### [Set task]
Copy every line that holds "type".

[Data records]

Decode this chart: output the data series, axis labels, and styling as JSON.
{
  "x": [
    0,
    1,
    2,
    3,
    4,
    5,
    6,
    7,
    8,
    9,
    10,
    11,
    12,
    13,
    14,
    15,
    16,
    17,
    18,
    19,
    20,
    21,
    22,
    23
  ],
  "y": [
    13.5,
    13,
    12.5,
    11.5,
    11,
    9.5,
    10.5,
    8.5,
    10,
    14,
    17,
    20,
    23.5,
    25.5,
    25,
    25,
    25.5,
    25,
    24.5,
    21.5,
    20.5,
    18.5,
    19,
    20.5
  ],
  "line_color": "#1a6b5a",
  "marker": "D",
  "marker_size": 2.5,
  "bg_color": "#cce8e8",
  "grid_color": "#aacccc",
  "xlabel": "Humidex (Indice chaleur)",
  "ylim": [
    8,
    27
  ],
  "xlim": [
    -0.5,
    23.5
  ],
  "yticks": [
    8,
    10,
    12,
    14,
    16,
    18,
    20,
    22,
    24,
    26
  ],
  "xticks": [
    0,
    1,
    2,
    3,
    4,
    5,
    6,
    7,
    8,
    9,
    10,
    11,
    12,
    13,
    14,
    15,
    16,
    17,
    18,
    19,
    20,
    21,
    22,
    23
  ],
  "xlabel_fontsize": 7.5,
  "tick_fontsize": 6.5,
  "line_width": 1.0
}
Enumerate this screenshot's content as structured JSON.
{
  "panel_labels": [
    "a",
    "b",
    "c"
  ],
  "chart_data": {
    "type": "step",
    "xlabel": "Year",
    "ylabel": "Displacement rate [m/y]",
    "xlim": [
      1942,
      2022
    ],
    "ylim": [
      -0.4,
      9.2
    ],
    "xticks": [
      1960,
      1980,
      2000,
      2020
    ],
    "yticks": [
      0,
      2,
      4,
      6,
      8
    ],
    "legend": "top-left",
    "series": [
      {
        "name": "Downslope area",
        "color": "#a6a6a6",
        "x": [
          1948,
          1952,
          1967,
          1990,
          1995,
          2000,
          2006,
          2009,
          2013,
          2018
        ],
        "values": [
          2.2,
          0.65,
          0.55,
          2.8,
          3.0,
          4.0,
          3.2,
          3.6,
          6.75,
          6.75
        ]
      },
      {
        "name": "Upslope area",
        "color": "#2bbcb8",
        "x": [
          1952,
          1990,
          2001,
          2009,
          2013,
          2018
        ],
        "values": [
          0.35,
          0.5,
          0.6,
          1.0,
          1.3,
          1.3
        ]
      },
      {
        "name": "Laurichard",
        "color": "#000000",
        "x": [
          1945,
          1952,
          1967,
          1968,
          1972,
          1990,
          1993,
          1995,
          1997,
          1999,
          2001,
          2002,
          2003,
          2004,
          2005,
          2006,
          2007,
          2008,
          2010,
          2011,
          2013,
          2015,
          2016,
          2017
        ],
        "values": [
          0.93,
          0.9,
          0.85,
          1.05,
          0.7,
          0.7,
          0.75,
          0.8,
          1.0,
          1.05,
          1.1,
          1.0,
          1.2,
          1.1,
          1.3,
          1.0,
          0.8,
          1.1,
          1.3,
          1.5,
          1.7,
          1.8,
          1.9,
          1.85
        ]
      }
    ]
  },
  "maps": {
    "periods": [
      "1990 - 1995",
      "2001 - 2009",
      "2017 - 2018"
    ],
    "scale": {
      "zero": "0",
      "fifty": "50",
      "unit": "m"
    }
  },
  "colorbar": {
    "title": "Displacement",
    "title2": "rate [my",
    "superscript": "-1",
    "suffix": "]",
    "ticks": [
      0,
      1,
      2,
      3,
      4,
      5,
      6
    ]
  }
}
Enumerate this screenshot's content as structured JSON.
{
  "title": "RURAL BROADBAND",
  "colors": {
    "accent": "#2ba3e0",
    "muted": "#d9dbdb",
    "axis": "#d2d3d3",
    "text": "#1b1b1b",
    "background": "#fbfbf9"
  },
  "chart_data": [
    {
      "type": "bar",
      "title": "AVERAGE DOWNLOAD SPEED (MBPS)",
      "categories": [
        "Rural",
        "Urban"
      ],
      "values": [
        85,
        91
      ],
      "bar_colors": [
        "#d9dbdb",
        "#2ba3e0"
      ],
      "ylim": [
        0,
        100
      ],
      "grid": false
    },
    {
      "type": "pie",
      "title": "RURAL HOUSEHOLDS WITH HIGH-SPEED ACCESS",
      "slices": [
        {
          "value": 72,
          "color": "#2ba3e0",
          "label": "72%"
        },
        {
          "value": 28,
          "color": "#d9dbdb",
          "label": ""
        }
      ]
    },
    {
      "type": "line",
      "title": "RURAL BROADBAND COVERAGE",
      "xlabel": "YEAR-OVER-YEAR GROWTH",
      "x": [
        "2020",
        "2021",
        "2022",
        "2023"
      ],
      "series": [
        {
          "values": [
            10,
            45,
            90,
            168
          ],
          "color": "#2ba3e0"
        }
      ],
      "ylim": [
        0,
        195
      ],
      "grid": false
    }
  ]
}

### [Response to this exercise]
    "type": "step",
      "type": "bar",
      "type": "pie",
      "type": "line",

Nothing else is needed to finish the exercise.